* **Aim**: Look through the records below, and copy out every line that holds the string "также".
------------------------
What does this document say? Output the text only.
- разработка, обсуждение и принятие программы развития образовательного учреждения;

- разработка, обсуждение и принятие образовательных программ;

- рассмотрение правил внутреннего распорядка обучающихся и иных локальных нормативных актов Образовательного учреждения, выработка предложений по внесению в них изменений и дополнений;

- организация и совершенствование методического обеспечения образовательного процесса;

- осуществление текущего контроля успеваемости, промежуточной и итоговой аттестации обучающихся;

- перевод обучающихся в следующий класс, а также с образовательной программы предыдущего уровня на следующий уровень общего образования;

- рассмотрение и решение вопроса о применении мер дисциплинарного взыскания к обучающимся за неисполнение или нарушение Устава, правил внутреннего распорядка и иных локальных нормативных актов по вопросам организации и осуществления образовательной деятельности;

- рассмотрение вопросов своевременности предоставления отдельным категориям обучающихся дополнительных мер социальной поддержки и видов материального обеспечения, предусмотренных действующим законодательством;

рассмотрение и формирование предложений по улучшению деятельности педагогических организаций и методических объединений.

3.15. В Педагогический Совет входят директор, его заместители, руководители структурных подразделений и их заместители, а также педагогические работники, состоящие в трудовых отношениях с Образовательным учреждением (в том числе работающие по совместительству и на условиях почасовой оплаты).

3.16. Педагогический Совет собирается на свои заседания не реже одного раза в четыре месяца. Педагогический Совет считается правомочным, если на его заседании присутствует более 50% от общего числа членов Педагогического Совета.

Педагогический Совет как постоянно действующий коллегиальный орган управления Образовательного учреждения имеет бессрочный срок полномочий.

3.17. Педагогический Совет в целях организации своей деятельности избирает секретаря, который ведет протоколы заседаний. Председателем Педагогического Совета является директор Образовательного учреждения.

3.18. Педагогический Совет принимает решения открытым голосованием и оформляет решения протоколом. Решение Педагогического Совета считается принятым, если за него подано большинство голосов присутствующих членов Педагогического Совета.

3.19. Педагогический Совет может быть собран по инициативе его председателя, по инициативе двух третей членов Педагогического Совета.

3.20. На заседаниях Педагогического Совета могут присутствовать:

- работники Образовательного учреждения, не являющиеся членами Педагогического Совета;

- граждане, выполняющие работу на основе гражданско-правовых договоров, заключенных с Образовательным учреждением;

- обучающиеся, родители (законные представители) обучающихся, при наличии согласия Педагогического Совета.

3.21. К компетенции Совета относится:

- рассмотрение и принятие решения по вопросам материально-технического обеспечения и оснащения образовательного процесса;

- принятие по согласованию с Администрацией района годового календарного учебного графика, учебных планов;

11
------------------------
* **Exercise solution**:
- перевод обучающихся в следующий класс, а также с образовательной программы предыдущего уровня на следующий уровень общего образования;
3.15. В Педагогический Совет входят директор, его заместители, руководители структурных подразделений и их заместители, а также педагогические работники, состоящие в трудовых отношениях с Образовательным учреждением (в том числе работающие по совместительству и на условиях почасовой оплаты).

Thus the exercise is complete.